Set problem
Copy out the entries exactly, from the first line to the last.

--- Start ---

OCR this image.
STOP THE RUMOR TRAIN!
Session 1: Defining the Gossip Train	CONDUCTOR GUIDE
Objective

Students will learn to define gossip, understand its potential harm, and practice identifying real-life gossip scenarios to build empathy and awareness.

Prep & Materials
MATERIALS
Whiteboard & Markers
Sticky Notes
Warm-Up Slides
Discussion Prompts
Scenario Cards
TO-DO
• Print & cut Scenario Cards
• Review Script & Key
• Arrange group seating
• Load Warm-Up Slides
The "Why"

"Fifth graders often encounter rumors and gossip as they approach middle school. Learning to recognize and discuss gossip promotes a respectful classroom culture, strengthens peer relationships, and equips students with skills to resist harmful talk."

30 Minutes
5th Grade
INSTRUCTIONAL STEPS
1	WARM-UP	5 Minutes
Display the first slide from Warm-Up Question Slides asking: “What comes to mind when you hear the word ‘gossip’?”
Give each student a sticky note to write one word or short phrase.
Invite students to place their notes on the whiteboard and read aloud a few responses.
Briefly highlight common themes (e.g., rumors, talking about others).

--- End ---

Answer
OCR this image.
STOP THE RUMOR TRAIN!
Session 1: Defining the Gossip Train	CONDUCTOR GUIDE
Objective

Students will learn to define gossip, understand its potential harm, and practice identifying real-life gossip scenarios to build empathy and awareness.

Prep & Materials
MATERIALS
Whiteboard & Markers
Sticky Notes
Warm-Up Slides
Discussion Prompts
Scenario Cards
TO-DO
• Print & cut Scenario Cards
• Review Script & Key
• Arrange group seating
• Load Warm-Up Slides
The "Why"

"Fifth graders often encounter rumors and gossip as they approach middle school. Learning to recognize and discuss gossip promotes a respectful classroom culture, strengthens peer relationships, and equips students with skills to resist harmful talk."

30 Minutes
5th Grade
INSTRUCTIONAL STEPS
1	WARM-UP	5 Minutes
Display the first slide from Warm-Up Question Slides asking: “What comes to mind when you hear the word ‘gossip’?”
Give each student a sticky note to write one word or short phrase.
Invite students to place their notes on the whiteboard and read aloud a few responses.
Briefly highlight common themes (e.g., rumors, talking about others).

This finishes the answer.